TASK GOAL: Review the lines that follow and copy each one that contains the word "PageDown".

TASK MATERIAL:
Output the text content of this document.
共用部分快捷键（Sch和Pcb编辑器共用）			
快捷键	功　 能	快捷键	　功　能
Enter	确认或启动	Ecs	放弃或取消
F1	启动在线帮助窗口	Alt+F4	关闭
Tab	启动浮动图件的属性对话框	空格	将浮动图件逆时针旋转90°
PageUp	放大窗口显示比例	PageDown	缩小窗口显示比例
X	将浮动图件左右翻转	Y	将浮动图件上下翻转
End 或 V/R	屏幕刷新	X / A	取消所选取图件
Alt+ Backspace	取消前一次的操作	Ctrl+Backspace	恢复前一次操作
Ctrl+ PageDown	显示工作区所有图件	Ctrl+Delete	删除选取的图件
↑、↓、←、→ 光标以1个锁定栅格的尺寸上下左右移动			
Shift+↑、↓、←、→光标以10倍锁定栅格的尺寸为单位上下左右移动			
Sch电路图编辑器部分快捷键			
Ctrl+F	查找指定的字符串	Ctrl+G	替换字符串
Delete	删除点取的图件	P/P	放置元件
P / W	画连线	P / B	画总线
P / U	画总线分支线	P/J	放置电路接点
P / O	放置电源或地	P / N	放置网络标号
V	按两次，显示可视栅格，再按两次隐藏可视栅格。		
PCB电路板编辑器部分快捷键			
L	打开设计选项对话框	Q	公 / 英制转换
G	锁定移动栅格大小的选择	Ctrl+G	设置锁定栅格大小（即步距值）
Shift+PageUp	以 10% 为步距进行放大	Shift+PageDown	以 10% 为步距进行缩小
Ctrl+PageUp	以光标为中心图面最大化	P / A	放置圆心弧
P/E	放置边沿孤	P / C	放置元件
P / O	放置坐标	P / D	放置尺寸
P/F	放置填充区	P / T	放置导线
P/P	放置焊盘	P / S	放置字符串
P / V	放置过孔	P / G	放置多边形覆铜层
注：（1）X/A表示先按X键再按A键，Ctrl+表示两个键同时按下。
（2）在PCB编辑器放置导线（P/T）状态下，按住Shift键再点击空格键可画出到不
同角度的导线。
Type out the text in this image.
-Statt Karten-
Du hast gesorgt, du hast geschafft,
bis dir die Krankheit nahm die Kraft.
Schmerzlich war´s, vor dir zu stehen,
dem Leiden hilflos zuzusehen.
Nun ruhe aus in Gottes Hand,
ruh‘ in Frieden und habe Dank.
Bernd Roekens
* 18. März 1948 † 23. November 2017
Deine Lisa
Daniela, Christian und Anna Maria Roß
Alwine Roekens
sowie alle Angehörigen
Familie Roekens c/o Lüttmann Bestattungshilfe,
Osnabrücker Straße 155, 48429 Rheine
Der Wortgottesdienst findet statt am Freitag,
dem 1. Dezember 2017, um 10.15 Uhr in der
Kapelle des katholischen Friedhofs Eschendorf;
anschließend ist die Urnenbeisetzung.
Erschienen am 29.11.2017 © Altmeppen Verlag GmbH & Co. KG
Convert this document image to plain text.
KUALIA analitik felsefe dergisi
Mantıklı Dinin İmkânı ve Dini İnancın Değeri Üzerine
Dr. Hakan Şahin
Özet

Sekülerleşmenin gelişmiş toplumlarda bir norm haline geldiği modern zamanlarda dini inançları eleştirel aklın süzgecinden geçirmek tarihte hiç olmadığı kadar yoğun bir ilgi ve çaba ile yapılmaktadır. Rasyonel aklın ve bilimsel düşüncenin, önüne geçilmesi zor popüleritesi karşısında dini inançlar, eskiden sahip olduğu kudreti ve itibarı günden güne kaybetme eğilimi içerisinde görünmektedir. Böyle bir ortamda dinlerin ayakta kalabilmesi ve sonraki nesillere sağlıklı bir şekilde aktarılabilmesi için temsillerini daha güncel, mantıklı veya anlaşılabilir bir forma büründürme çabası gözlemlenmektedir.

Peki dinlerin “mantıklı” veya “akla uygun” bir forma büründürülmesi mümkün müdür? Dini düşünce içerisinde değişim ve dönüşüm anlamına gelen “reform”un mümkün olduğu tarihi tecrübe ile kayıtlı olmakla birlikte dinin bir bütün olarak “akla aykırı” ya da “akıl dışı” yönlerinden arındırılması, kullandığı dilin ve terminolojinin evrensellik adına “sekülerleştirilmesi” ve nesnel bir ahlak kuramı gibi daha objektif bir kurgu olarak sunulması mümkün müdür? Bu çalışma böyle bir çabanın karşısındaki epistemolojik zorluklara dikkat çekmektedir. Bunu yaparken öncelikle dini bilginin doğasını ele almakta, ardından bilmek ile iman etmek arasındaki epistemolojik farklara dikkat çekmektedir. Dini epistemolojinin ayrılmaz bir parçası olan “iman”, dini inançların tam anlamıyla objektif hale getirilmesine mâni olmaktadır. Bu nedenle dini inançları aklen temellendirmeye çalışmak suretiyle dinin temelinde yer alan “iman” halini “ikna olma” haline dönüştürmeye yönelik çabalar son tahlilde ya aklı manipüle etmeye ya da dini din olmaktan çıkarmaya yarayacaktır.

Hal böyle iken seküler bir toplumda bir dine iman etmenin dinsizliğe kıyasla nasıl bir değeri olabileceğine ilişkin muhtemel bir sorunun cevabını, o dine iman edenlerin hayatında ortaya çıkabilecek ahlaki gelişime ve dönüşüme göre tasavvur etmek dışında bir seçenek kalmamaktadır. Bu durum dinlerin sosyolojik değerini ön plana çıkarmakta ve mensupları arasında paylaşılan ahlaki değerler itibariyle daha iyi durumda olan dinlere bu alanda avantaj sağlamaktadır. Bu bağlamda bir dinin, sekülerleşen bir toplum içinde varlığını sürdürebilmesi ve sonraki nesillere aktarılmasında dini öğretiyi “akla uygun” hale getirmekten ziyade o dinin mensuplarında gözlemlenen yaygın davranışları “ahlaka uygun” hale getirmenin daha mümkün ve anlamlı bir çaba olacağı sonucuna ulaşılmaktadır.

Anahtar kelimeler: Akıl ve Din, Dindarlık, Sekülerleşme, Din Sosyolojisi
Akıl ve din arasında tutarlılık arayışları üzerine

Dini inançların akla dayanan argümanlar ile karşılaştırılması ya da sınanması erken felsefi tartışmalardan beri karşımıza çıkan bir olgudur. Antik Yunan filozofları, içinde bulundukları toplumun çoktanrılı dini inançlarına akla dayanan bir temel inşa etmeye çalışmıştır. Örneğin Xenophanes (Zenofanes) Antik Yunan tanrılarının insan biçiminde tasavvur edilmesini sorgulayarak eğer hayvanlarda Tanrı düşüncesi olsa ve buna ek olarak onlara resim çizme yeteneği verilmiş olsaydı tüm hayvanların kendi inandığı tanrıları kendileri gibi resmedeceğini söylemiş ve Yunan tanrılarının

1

WRITTEN RESPONSE:
PageUp	放大窗口显示比例	PageDown	缩小窗口显示比例
Ctrl+ PageDown	显示工作区所有图件	Ctrl+Delete	删除选取的图件
Shift+PageUp	以 10% 为步距进行放大	Shift+PageDown	以 10% 为步距进行缩小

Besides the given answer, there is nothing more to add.